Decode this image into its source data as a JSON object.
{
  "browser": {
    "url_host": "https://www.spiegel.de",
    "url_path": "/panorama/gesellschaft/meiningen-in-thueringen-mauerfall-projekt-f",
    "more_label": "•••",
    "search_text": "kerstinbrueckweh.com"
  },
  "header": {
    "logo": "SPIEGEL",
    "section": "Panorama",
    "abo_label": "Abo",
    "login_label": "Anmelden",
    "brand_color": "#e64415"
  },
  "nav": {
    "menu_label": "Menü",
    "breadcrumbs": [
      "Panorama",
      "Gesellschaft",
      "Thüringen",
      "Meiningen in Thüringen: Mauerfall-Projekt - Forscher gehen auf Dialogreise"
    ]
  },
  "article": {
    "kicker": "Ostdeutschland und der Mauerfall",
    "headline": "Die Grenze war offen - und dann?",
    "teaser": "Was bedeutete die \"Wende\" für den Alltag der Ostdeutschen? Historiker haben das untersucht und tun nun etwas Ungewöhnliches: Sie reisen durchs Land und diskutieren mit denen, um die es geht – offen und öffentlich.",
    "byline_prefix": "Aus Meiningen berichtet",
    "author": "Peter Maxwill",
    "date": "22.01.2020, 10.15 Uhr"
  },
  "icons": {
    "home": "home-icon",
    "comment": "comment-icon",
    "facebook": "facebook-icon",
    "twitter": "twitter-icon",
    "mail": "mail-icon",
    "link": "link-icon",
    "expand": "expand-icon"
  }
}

------

[WORK REQUIRED]
Show all lines above holding "Thüringen".

[CORRECT ANSWER]
      "Thüringen",
      "Meiningen in Thüringen: Mauerfall-Projekt - Forscher gehen auf Dialogreise"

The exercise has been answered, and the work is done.